**Written instruction:** Repeat the entire listing exactly as written.

**Information shown:**
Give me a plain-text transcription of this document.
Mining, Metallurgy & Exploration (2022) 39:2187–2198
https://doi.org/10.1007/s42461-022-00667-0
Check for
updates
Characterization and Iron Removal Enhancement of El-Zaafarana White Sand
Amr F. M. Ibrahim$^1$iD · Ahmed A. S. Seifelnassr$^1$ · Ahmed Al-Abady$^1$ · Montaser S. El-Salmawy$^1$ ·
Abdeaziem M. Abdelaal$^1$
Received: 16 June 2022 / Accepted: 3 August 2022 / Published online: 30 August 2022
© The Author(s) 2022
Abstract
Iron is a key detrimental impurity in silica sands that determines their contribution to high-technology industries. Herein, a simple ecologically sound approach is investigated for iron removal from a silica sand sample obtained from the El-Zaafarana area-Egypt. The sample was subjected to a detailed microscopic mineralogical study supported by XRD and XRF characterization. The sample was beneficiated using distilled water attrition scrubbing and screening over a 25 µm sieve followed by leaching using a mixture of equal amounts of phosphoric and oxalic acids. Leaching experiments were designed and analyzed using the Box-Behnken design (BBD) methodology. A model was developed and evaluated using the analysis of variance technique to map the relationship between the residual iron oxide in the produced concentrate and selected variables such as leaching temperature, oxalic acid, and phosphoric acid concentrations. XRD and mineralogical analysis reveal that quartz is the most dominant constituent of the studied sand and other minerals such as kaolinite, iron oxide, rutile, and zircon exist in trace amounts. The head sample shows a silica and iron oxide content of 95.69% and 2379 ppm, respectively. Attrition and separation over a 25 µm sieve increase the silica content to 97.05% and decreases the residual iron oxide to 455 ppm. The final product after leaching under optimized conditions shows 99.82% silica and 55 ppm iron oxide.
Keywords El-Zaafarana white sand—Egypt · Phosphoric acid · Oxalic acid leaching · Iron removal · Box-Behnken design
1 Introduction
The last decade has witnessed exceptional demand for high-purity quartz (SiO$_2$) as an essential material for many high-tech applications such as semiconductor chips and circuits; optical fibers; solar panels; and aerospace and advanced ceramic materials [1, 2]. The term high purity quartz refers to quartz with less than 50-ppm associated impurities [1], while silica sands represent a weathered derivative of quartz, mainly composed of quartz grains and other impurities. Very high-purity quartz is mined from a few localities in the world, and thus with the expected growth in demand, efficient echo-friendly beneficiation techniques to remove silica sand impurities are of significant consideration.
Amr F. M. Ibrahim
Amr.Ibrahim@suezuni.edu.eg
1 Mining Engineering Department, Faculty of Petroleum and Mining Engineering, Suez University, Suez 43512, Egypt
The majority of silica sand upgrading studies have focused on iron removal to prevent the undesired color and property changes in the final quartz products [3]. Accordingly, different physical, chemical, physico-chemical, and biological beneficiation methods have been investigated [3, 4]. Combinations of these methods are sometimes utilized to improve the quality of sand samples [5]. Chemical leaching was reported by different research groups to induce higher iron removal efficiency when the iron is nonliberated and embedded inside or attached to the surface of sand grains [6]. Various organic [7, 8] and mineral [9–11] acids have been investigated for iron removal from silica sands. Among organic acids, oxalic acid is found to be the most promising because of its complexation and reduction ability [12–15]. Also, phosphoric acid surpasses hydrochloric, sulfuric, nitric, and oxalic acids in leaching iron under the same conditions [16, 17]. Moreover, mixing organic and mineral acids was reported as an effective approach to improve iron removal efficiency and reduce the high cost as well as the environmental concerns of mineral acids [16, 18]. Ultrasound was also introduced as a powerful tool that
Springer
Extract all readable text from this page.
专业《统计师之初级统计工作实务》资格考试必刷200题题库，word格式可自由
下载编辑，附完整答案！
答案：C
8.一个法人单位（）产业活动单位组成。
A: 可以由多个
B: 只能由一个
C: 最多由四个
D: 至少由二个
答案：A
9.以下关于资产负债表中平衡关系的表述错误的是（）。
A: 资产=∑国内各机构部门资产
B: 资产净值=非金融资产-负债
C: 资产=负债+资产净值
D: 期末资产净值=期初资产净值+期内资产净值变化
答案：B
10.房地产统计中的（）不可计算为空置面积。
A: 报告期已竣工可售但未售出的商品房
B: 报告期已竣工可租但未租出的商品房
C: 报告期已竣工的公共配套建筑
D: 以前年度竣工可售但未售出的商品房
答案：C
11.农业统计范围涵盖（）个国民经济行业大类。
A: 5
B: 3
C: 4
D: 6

**Written solution:**
Give me a plain-text transcription of this document.
Mining, Metallurgy & Exploration (2022) 39:2187–2198
https://doi.org/10.1007/s42461-022-00667-0
Check for
updates
Characterization and Iron Removal Enhancement of El-Zaafarana White Sand
Amr F. M. Ibrahim$^1$iD · Ahmed A. S. Seifelnassr$^1$ · Ahmed Al-Abady$^1$ · Montaser S. El-Salmawy$^1$ ·
Abdeaziem M. Abdelaal$^1$
Received: 16 June 2022 / Accepted: 3 August 2022 / Published online: 30 August 2022
© The Author(s) 2022
Abstract
Iron is a key detrimental impurity in silica sands that determines their contribution to high-technology industries. Herein, a simple ecologically sound approach is investigated for iron removal from a silica sand sample obtained from the El-Zaafarana area-Egypt. The sample was subjected to a detailed microscopic mineralogical study supported by XRD and XRF characterization. The sample was beneficiated using distilled water attrition scrubbing and screening over a 25 µm sieve followed by leaching using a mixture of equal amounts of phosphoric and oxalic acids. Leaching experiments were designed and analyzed using the Box-Behnken design (BBD) methodology. A model was developed and evaluated using the analysis of variance technique to map the relationship between the residual iron oxide in the produced concentrate and selected variables such as leaching temperature, oxalic acid, and phosphoric acid concentrations. XRD and mineralogical analysis reveal that quartz is the most dominant constituent of the studied sand and other minerals such as kaolinite, iron oxide, rutile, and zircon exist in trace amounts. The head sample shows a silica and iron oxide content of 95.69% and 2379 ppm, respectively. Attrition and separation over a 25 µm sieve increase the silica content to 97.05% and decreases the residual iron oxide to 455 ppm. The final product after leaching under optimized conditions shows 99.82% silica and 55 ppm iron oxide.
Keywords El-Zaafarana white sand—Egypt · Phosphoric acid · Oxalic acid leaching · Iron removal · Box-Behnken design
1 Introduction
The last decade has witnessed exceptional demand for high-purity quartz (SiO$_2$) as an essential material for many high-tech applications such as semiconductor chips and circuits; optical fibers; solar panels; and aerospace and advanced ceramic materials [1, 2]. The term high purity quartz refers to quartz with less than 50-ppm associated impurities [1], while silica sands represent a weathered derivative of quartz, mainly composed of quartz grains and other impurities. Very high-purity quartz is mined from a few localities in the world, and thus with the expected growth in demand, efficient echo-friendly beneficiation techniques to remove silica sand impurities are of significant consideration.
Amr F. M. Ibrahim
Amr.Ibrahim@suezuni.edu.eg
1 Mining Engineering Department, Faculty of Petroleum and Mining Engineering, Suez University, Suez 43512, Egypt
The majority of silica sand upgrading studies have focused on iron removal to prevent the undesired color and property changes in the final quartz products [3]. Accordingly, different physical, chemical, physico-chemical, and biological beneficiation methods have been investigated [3, 4]. Combinations of these methods are sometimes utilized to improve the quality of sand samples [5]. Chemical leaching was reported by different research groups to induce higher iron removal efficiency when the iron is nonliberated and embedded inside or attached to the surface of sand grains [6]. Various organic [7, 8] and mineral [9–11] acids have been investigated for iron removal from silica sands. Among organic acids, oxalic acid is found to be the most promising because of its complexation and reduction ability [12–15]. Also, phosphoric acid surpasses hydrochloric, sulfuric, nitric, and oxalic acids in leaching iron under the same conditions [16, 17]. Moreover, mixing organic and mineral acids was reported as an effective approach to improve iron removal efficiency and reduce the high cost as well as the environmental concerns of mineral acids [16, 18]. Ultrasound was also introduced as a powerful tool that
Springer
Extract all readable text from this page.
专业《统计师之初级统计工作实务》资格考试必刷200题题库，word格式可自由
下载编辑，附完整答案！
答案：C
8.一个法人单位（）产业活动单位组成。
A: 可以由多个
B: 只能由一个
C: 最多由四个
D: 至少由二个
答案：A
9.以下关于资产负债表中平衡关系的表述错误的是（）。
A: 资产=∑国内各机构部门资产
B: 资产净值=非金融资产-负债
C: 资产=负债+资产净值
D: 期末资产净值=期初资产净值+期内资产净值变化
答案：B
10.房地产统计中的（）不可计算为空置面积。
A: 报告期已竣工可售但未售出的商品房
B: 报告期已竣工可租但未租出的商品房
C: 报告期已竣工的公共配套建筑
D: 以前年度竣工可售但未售出的商品房
答案：C
11.农业统计范围涵盖（）个国民经济行业大类。
A: 5
B: 3
C: 4
D: 6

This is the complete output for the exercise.